Your goal
Tally the lines holding the word "ファイアウォール" and state the count by itself.

Entries provided
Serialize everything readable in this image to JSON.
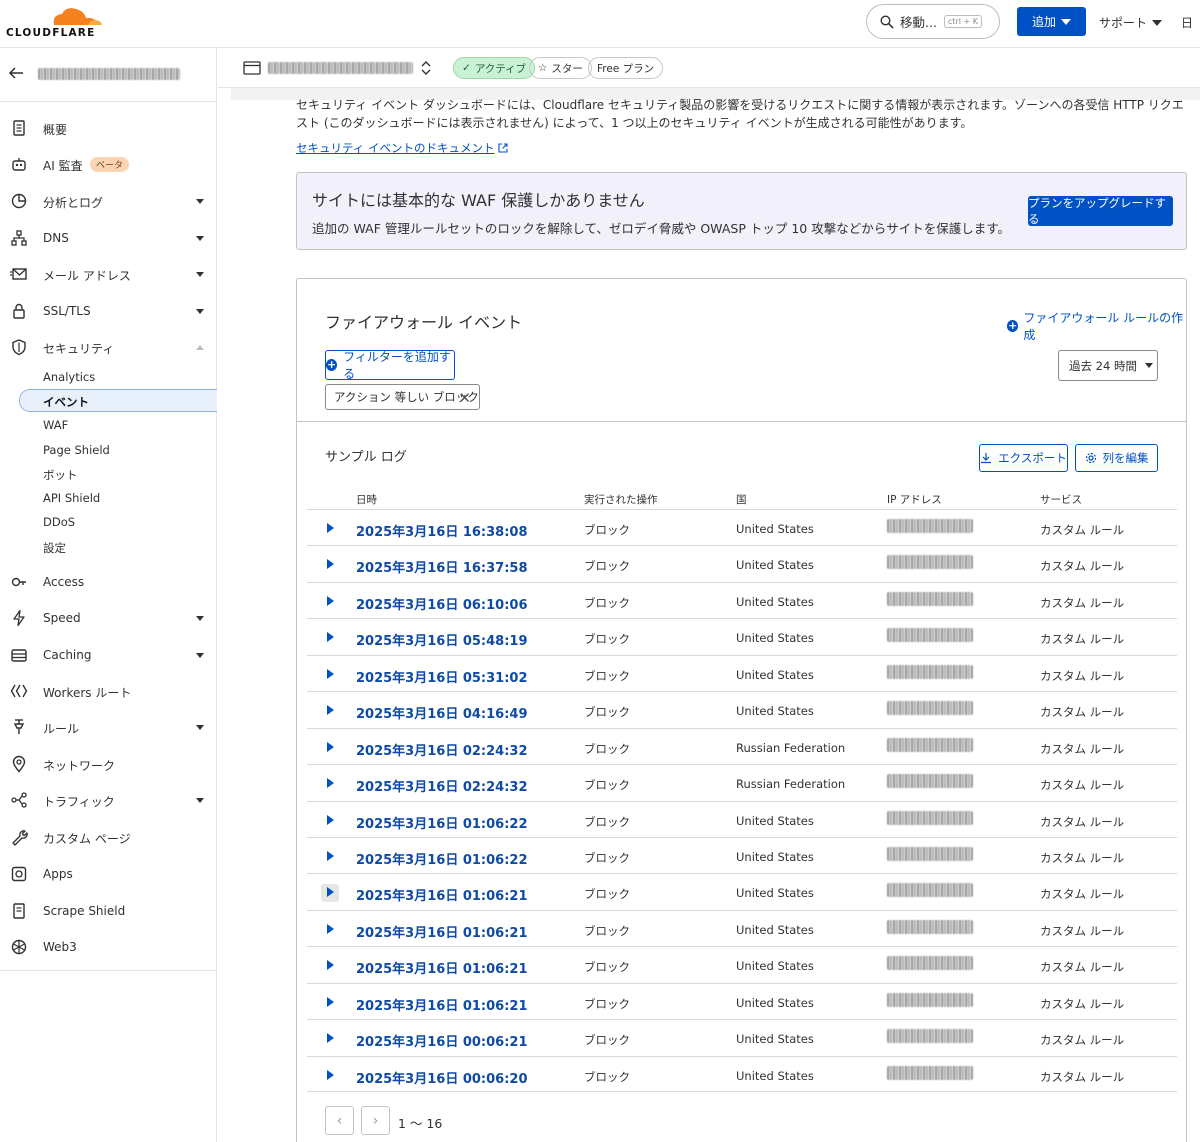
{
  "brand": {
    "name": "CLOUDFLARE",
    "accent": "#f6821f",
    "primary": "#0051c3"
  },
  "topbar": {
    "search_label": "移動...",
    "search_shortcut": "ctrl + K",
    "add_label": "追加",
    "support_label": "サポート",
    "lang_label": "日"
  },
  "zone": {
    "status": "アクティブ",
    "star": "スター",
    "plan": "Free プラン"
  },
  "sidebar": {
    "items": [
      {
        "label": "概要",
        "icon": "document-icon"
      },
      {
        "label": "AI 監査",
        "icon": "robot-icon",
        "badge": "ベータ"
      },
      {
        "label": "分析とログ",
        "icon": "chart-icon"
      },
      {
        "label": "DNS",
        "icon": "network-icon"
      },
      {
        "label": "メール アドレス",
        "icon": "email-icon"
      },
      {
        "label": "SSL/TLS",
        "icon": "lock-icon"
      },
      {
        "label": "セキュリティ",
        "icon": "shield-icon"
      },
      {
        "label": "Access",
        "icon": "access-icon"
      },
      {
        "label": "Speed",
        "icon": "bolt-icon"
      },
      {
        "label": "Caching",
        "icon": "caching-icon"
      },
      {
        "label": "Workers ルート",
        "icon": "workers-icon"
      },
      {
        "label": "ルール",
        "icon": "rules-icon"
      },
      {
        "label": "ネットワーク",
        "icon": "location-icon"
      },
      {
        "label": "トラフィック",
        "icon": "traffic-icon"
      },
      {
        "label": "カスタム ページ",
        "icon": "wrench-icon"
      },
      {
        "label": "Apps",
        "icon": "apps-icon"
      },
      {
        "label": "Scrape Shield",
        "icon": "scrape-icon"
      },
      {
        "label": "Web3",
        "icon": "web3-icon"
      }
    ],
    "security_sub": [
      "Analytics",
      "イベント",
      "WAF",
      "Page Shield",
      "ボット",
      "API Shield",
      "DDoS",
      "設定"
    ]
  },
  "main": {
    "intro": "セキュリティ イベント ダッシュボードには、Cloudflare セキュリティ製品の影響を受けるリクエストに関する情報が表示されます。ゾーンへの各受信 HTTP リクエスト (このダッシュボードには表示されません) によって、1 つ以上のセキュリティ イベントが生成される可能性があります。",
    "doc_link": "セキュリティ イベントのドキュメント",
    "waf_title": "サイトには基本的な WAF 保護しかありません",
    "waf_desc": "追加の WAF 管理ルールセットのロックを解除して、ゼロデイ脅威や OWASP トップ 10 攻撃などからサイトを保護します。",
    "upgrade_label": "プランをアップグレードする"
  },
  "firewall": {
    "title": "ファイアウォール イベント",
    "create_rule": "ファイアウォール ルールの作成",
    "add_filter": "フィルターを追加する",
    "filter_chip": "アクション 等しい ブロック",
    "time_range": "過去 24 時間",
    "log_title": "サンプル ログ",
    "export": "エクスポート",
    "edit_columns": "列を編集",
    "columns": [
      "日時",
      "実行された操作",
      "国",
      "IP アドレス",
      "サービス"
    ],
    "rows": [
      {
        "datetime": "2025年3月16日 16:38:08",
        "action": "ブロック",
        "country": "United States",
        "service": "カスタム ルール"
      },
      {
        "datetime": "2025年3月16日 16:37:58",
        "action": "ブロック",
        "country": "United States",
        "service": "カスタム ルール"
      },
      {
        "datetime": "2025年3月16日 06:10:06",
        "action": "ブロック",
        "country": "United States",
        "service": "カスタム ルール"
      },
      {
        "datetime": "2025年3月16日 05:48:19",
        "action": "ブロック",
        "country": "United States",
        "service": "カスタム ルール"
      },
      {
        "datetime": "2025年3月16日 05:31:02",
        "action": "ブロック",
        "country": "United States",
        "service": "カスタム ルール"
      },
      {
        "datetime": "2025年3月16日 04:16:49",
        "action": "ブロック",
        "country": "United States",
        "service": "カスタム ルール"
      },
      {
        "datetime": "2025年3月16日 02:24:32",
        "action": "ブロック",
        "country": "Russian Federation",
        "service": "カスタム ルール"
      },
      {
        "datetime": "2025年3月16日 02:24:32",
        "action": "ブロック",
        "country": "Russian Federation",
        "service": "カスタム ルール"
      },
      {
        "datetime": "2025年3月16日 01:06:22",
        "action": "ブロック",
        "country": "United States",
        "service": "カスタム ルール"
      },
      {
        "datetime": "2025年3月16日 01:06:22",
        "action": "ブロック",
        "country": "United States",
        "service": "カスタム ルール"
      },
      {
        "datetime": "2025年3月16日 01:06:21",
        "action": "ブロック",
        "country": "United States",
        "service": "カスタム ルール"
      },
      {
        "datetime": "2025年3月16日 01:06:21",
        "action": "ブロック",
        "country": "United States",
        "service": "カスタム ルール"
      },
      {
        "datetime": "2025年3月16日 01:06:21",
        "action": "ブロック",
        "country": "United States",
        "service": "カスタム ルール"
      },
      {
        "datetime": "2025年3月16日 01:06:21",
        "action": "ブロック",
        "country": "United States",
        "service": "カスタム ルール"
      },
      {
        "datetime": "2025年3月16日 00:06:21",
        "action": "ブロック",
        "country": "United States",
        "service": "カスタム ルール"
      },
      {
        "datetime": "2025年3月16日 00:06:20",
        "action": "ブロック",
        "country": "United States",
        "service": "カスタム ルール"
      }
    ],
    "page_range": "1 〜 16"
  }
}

Answer for the task
2